- _THE REQUEST_: The records underneath are to be repeated exactly, with the pictures left out.

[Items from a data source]

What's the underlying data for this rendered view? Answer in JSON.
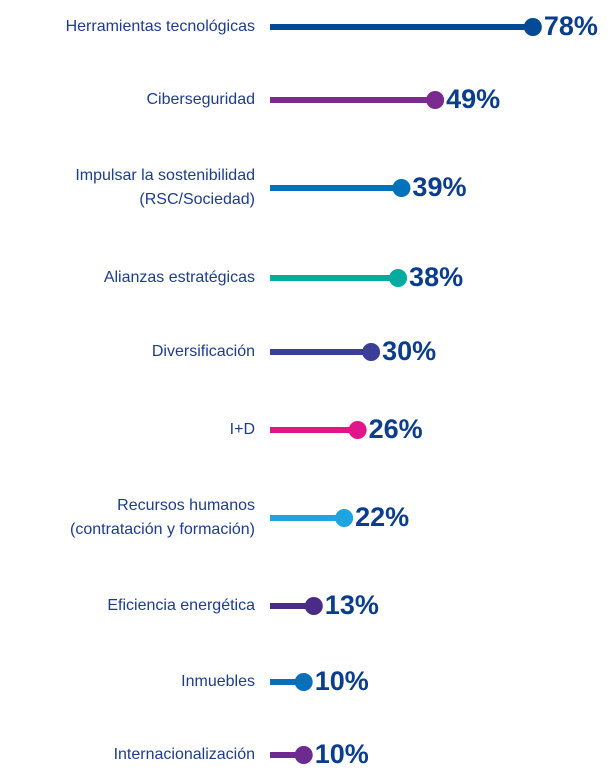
{
  "chart_data": {
    "type": "lollipop",
    "categories": [
      "Herramientas tecnológicas",
      "Ciberseguridad",
      [
        "Impulsar la sostenibilidad",
        "(RSC/Sociedad)"
      ],
      "Alianzas estratégicas",
      "Diversificación",
      "I+D",
      [
        "Recursos humanos",
        "(contratación y formación)"
      ],
      "Eficiencia energética",
      "Inmuebles",
      "Internacionalización"
    ],
    "values": [
      78,
      49,
      39,
      38,
      30,
      26,
      22,
      13,
      10,
      10
    ],
    "value_labels": [
      "78%",
      "49%",
      "39%",
      "38%",
      "30%",
      "26%",
      "22%",
      "13%",
      "10%",
      "10%"
    ],
    "colors": [
      "#004a97",
      "#7b2a90",
      "#0072bc",
      "#00aba0",
      "#3a3f98",
      "#e2168b",
      "#1ea5e0",
      "#4a2b88",
      "#0a6fb8",
      "#6b2b90"
    ]
  }
}
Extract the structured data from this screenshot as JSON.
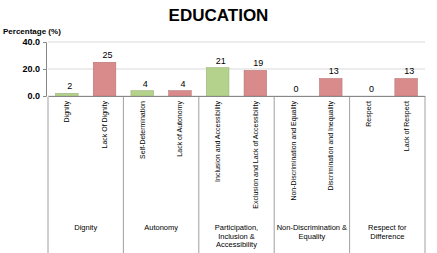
{
  "chart_data": {
    "type": "bar",
    "title": "EDUCATION",
    "y_label": "Percentage (%)",
    "categories": [
      "Dignity",
      "Lack Of Dignity",
      "Self-Determination",
      "Lack of Autonomy",
      "Inclusion and Accessibility",
      "Exclusion and Lack of Accessibility",
      "Non-Discrimination and Equality",
      "Discrimination and Inequality",
      "Respect",
      "Lack of Respect"
    ],
    "values": [
      2,
      25,
      4,
      4,
      21,
      19,
      0,
      13,
      0,
      13
    ],
    "colors": [
      "#b5d28c",
      "#d98a8b",
      "#b5d28c",
      "#d98a8b",
      "#b5d28c",
      "#d98a8b",
      "#b5d28c",
      "#d98a8b",
      "#b5d28c",
      "#d98a8b"
    ],
    "groups": [
      {
        "label": "Dignity",
        "size": 2
      },
      {
        "label": "Autonomy",
        "size": 2
      },
      {
        "label": "Participation, Inclusion & Accessibility",
        "size": 2
      },
      {
        "label": "Non-Discrimination & Equality",
        "size": 2
      },
      {
        "label": "Respect for Difference",
        "size": 2
      }
    ],
    "ylim": [
      0,
      40
    ],
    "yticks": [
      {
        "value": 0,
        "label": "0.0"
      },
      {
        "value": 20,
        "label": "20.0"
      },
      {
        "value": 40,
        "label": "40.0"
      }
    ],
    "grid": true,
    "data_labels": true
  }
}
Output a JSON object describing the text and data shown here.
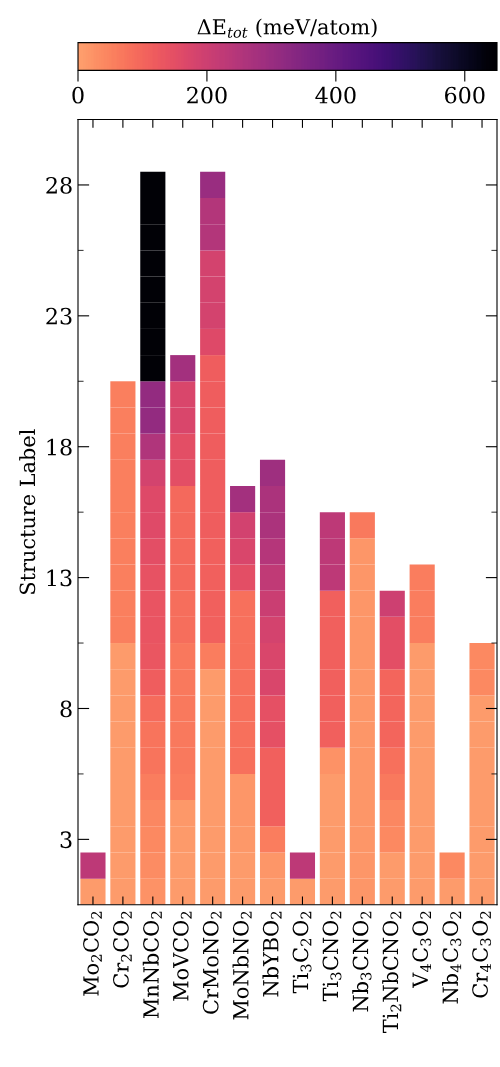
{
  "chart_data": {
    "type": "heatmap",
    "ylabel": "Structure Label",
    "clabel": "ΔE$_{tot}$ (meV/atom)",
    "categories": [
      "Mo$_{2}$CO$_{2}$",
      "Cr$_{2}$CO$_{2}$",
      "MnNbCO$_{2}$",
      "MoVCO$_{2}$",
      "CrMoNO$_{2}$",
      "MoNbNO$_{2}$",
      "NbYBO$_{2}$",
      "Ti$_{3}$C$_{2}$O$_{2}$",
      "Ti$_{3}$CNO$_{2}$",
      "Nb$_{3}$CNO$_{2}$",
      "Ti$_{2}$NbCNO$_{2}$",
      "V$_{4}$C$_{3}$O$_{2}$",
      "Nb$_{4}$C$_{3}$O$_{2}$",
      "Cr$_{4}$C$_{3}$O$_{2}$"
    ],
    "y_categories": [
      "28",
      null,
      null,
      null,
      null,
      "23",
      null,
      null,
      null,
      null,
      "18",
      null,
      null,
      null,
      null,
      "13",
      null,
      null,
      null,
      null,
      "8",
      null,
      null,
      null,
      null,
      "3",
      null,
      null
    ],
    "cells": [
      [
        null,
        null,
        640,
        null,
        300,
        null,
        null,
        null,
        null,
        null,
        null,
        null,
        null,
        null
      ],
      [
        null,
        null,
        640,
        null,
        250,
        null,
        null,
        null,
        null,
        null,
        null,
        null,
        null,
        null
      ],
      [
        null,
        null,
        640,
        null,
        250,
        null,
        null,
        null,
        null,
        null,
        null,
        null,
        null,
        null
      ],
      [
        null,
        null,
        640,
        null,
        185,
        null,
        null,
        null,
        null,
        null,
        null,
        null,
        null,
        null
      ],
      [
        null,
        null,
        640,
        null,
        185,
        null,
        null,
        null,
        null,
        null,
        null,
        null,
        null,
        null
      ],
      [
        null,
        null,
        640,
        null,
        185,
        null,
        null,
        null,
        null,
        null,
        null,
        null,
        null,
        null
      ],
      [
        null,
        null,
        640,
        null,
        165,
        null,
        null,
        null,
        null,
        null,
        null,
        null,
        null,
        null
      ],
      [
        null,
        null,
        640,
        280,
        115,
        null,
        null,
        null,
        null,
        null,
        null,
        null,
        null,
        null
      ],
      [
        null,
        55,
        310,
        175,
        115,
        null,
        null,
        null,
        null,
        null,
        null,
        null,
        null,
        null
      ],
      [
        null,
        55,
        310,
        175,
        115,
        null,
        null,
        null,
        null,
        null,
        null,
        null,
        null,
        null
      ],
      [
        null,
        55,
        255,
        150,
        115,
        null,
        null,
        null,
        null,
        null,
        null,
        null,
        null,
        null
      ],
      [
        null,
        55,
        185,
        150,
        115,
        null,
        290,
        null,
        null,
        null,
        null,
        null,
        null,
        null
      ],
      [
        null,
        55,
        165,
        95,
        115,
        280,
        265,
        null,
        null,
        null,
        null,
        null,
        null,
        null
      ],
      [
        null,
        55,
        160,
        95,
        115,
        190,
        265,
        null,
        230,
        65,
        null,
        null,
        null,
        null
      ],
      [
        null,
        55,
        150,
        95,
        110,
        175,
        245,
        null,
        230,
        20,
        null,
        null,
        null,
        null
      ],
      [
        null,
        55,
        140,
        95,
        110,
        150,
        225,
        null,
        230,
        20,
        null,
        60,
        null,
        null
      ],
      [
        null,
        55,
        135,
        85,
        110,
        80,
        205,
        null,
        110,
        20,
        200,
        60,
        null,
        null
      ],
      [
        null,
        55,
        135,
        85,
        110,
        80,
        185,
        null,
        110,
        20,
        150,
        60,
        null,
        null
      ],
      [
        null,
        10,
        130,
        70,
        60,
        80,
        175,
        null,
        110,
        20,
        150,
        10,
        null,
        40
      ],
      [
        null,
        10,
        115,
        65,
        10,
        80,
        175,
        null,
        110,
        20,
        100,
        10,
        null,
        40
      ],
      [
        null,
        10,
        90,
        65,
        10,
        80,
        145,
        null,
        110,
        20,
        100,
        10,
        null,
        10
      ],
      [
        null,
        10,
        75,
        65,
        10,
        80,
        145,
        null,
        110,
        20,
        100,
        10,
        null,
        10
      ],
      [
        null,
        10,
        75,
        65,
        10,
        80,
        110,
        null,
        25,
        20,
        80,
        10,
        null,
        10
      ],
      [
        null,
        10,
        60,
        60,
        10,
        20,
        110,
        null,
        10,
        20,
        65,
        10,
        null,
        10
      ],
      [
        null,
        10,
        45,
        15,
        10,
        20,
        110,
        null,
        10,
        20,
        45,
        10,
        null,
        10
      ],
      [
        null,
        10,
        40,
        12,
        10,
        15,
        60,
        null,
        10,
        20,
        40,
        10,
        null,
        10
      ],
      [
        230,
        10,
        35,
        10,
        10,
        10,
        20,
        230,
        10,
        20,
        10,
        10,
        40,
        10
      ],
      [
        10,
        10,
        25,
        10,
        10,
        10,
        10,
        10,
        10,
        20,
        10,
        10,
        10,
        10
      ]
    ],
    "clim": [
      0,
      650
    ],
    "cticks": [
      0,
      200,
      400,
      600
    ]
  }
}
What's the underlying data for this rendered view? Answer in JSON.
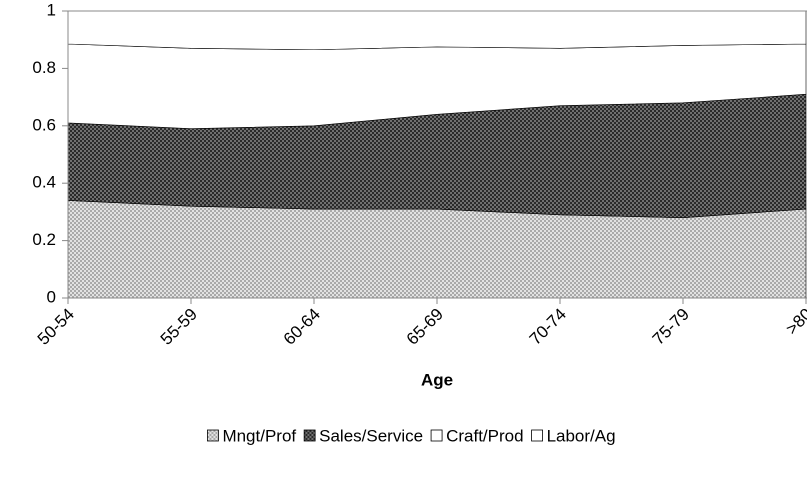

- _RESULT_:
What's the underlying data for this rendered view? Answer in JSON.
{
  "chart_data": {
    "type": "lollipop",
    "categories": [
      "Herramientas tecnológicas",
      "Ciberseguridad",
      [
        "Impulsar la sostenibilidad",
        "(RSC/Sociedad)"
      ],
      "Alianzas estratégicas",
      "Diversificación",
      "I+D",
      [
        "Recursos humanos",
        "(contratación y formación)"
      ],
      "Eficiencia energética",
      "Inmuebles",
      "Internacionalización"
    ],
    "values": [
      78,
      49,
      39,
      38,
      30,
      26,
      22,
      13,
      10,
      10
    ],
    "value_labels": [
      "78%",
      "49%",
      "39%",
      "38%",
      "30%",
      "26%",
      "22%",
      "13%",
      "10%",
      "10%"
    ],
    "colors": [
      "#004a97",
      "#7b2a90",
      "#0072bc",
      "#00aba0",
      "#3a3f98",
      "#e2168b",
      "#1ea5e0",
      "#4a2b88",
      "#0a6fb8",
      "#6b2b90"
    ]
  }
}
Extract the structured data from this screenshot as JSON.
{
  "chart_data": {
    "type": "bar",
    "title": "EDUCATION",
    "y_label": "Percentage (%)",
    "categories": [
      "Dignity",
      "Lack Of Dignity",
      "Self-Determination",
      "Lack of Autonomy",
      "Inclusion and Accessibility",
      "Exclusion and Lack of Accessibility",
      "Non-Discrimination and Equality",
      "Discrimination and Inequality",
      "Respect",
      "Lack of Respect"
    ],
    "values": [
      2,
      25,
      4,
      4,
      21,
      19,
      0,
      13,
      0,
      13
    ],
    "colors": [
      "#b5d28c",
      "#d98a8b",
      "#b5d28c",
      "#d98a8b",
      "#b5d28c",
      "#d98a8b",
      "#b5d28c",
      "#d98a8b",
      "#b5d28c",
      "#d98a8b"
    ],
    "groups": [
      {
        "label": "Dignity",
        "size": 2
      },
      {
        "label": "Autonomy",
        "size": 2
      },
      {
        "label": "Participation, Inclusion & Accessibility",
        "size": 2
      },
      {
        "label": "Non-Discrimination & Equality",
        "size": 2
      },
      {
        "label": "Respect for Difference",
        "size": 2
      }
    ],
    "ylim": [
      0,
      40
    ],
    "yticks": [
      {
        "value": 0,
        "label": "0.0"
      },
      {
        "value": 20,
        "label": "20.0"
      },
      {
        "value": 40,
        "label": "40.0"
      }
    ],
    "grid": true,
    "data_labels": true
  }
}
Output a JSON object describing the text and data shown here.
{
  "chart_data": {
    "type": "heatmap",
    "ylabel": "Structure Label",
    "clabel": "ΔE$_{tot}$ (meV/atom)",
    "categories": [
      "Mo$_{2}$CO$_{2}$",
      "Cr$_{2}$CO$_{2}$",
      "MnNbCO$_{2}$",
      "MoVCO$_{2}$",
      "CrMoNO$_{2}$",
      "MoNbNO$_{2}$",
      "NbYBO$_{2}$",
      "Ti$_{3}$C$_{2}$O$_{2}$",
      "Ti$_{3}$CNO$_{2}$",
      "Nb$_{3}$CNO$_{2}$",
      "Ti$_{2}$NbCNO$_{2}$",
      "V$_{4}$C$_{3}$O$_{2}$",
      "Nb$_{4}$C$_{3}$O$_{2}$",
      "Cr$_{4}$C$_{3}$O$_{2}$"
    ],
    "y_categories": [
      "28",
      null,
      null,
      null,
      null,
      "23",
      null,
      null,
      null,
      null,
      "18",
      null,
      null,
      null,
      null,
      "13",
      null,
      null,
      null,
      null,
      "8",
      null,
      null,
      null,
      null,
      "3",
      null,
      null
    ],
    "cells": [
      [
        null,
        null,
        640,
        null,
        300,
        null,
        null,
        null,
        null,
        null,
        null,
        null,
        null,
        null
      ],
      [
        null,
        null,
        640,
        null,
        250,
        null,
        null,
        null,
        null,
        null,
        null,
        null,
        null,
        null
      ],
      [
        null,
        null,
        640,
        null,
        250,
        null,
        null,
        null,
        null,
        null,
        null,
        null,
        null,
        null
      ],
      [
        null,
        null,
        640,
        null,
        185,
        null,
        null,
        null,
        null,
        null,
        null,
        null,
        null,
        null
      ],
      [
        null,
        null,
        640,
        null,
        185,
        null,
        null,
        null,
        null,
        null,
        null,
        null,
        null,
        null
      ],
      [
        null,
        null,
        640,
        null,
        185,
        null,
        null,
        null,
        null,
        null,
        null,
        null,
        null,
        null
      ],
      [
        null,
        null,
        640,
        null,
        165,
        null,
        null,
        null,
        null,
        null,
        null,
        null,
        null,
        null
      ],
      [
        null,
        null,
        640,
        280,
        115,
        null,
        null,
        null,
        null,
        null,
        null,
        null,
        null,
        null
      ],
      [
        null,
        55,
        310,
        175,
        115,
        null,
        null,
        null,
        null,
        null,
        null,
        null,
        null,
        null
      ],
      [
        null,
        55,
        310,
        175,
        115,
        null,
        null,
        null,
        null,
        null,
        null,
        null,
        null,
        null
      ],
      [
        null,
        55,
        255,
        150,
        115,
        null,
        null,
        null,
        null,
        null,
        null,
        null,
        null,
        null
      ],
      [
        null,
        55,
        185,
        150,
        115,
        null,
        290,
        null,
        null,
        null,
        null,
        null,
        null,
        null
      ],
      [
        null,
        55,
        165,
        95,
        115,
        280,
        265,
        null,
        null,
        null,
        null,
        null,
        null,
        null
      ],
      [
        null,
        55,
        160,
        95,
        115,
        190,
        265,
        null,
        230,
        65,
        null,
        null,
        null,
        null
      ],
      [
        null,
        55,
        150,
        95,
        110,
        175,
        245,
        null,
        230,
        20,
        null,
        null,
        null,
        null
      ],
      [
        null,
        55,
        140,
        95,
        110,
        150,
        225,
        null,
        230,
        20,
        null,
        60,
        null,
        null
      ],
      [
        null,
        55,
        135,
        85,
        110,
        80,
        205,
        null,
        110,
        20,
        200,
        60,
        null,
        null
      ],
      [
        null,
        55,
        135,
        85,
        110,
        80,
        185,
        null,
        110,
        20,
        150,
        60,
        null,
        null
      ],
      [
        null,
        10,
        130,
        70,
        60,
        80,
        175,
        null,
        110,
        20,
        150,
        10,
        null,
        40
      ],
      [
        null,
        10,
        115,
        65,
        10,
        80,
        175,
        null,
        110,
        20,
        100,
        10,
        null,
        40
      ],
      [
        null,
        10,
        90,
        65,
        10,
        80,
        145,
        null,
        110,
        20,
        100,
        10,
        null,
        10
      ],
      [
        null,
        10,
        75,
        65,
        10,
        80,
        145,
        null,
        110,
        20,
        100,
        10,
        null,
        10
      ],
      [
        null,
        10,
        75,
        65,
        10,
        80,
        110,
        null,
        25,
        20,
        80,
        10,
        null,
        10
      ],
      [
        null,
        10,
        60,
        60,
        10,
        20,
        110,
        null,
        10,
        20,
        65,
        10,
        null,
        10
      ],
      [
        null,
        10,
        45,
        15,
        10,
        20,
        110,
        null,
        10,
        20,
        45,
        10,
        null,
        10
      ],
      [
        null,
        10,
        40,
        12,
        10,
        15,
        60,
        null,
        10,
        20,
        40,
        10,
        null,
        10
      ],
      [
        230,
        10,
        35,
        10,
        10,
        10,
        20,
        230,
        10,
        20,
        10,
        10,
        40,
        10
      ],
      [
        10,
        10,
        25,
        10,
        10,
        10,
        10,
        10,
        10,
        20,
        10,
        10,
        10,
        10
      ]
    ],
    "clim": [
      0,
      650
    ],
    "cticks": [
      0,
      200,
      400,
      600
    ]
  }
}
What's the underlying data for this rendered view? Answer in JSON.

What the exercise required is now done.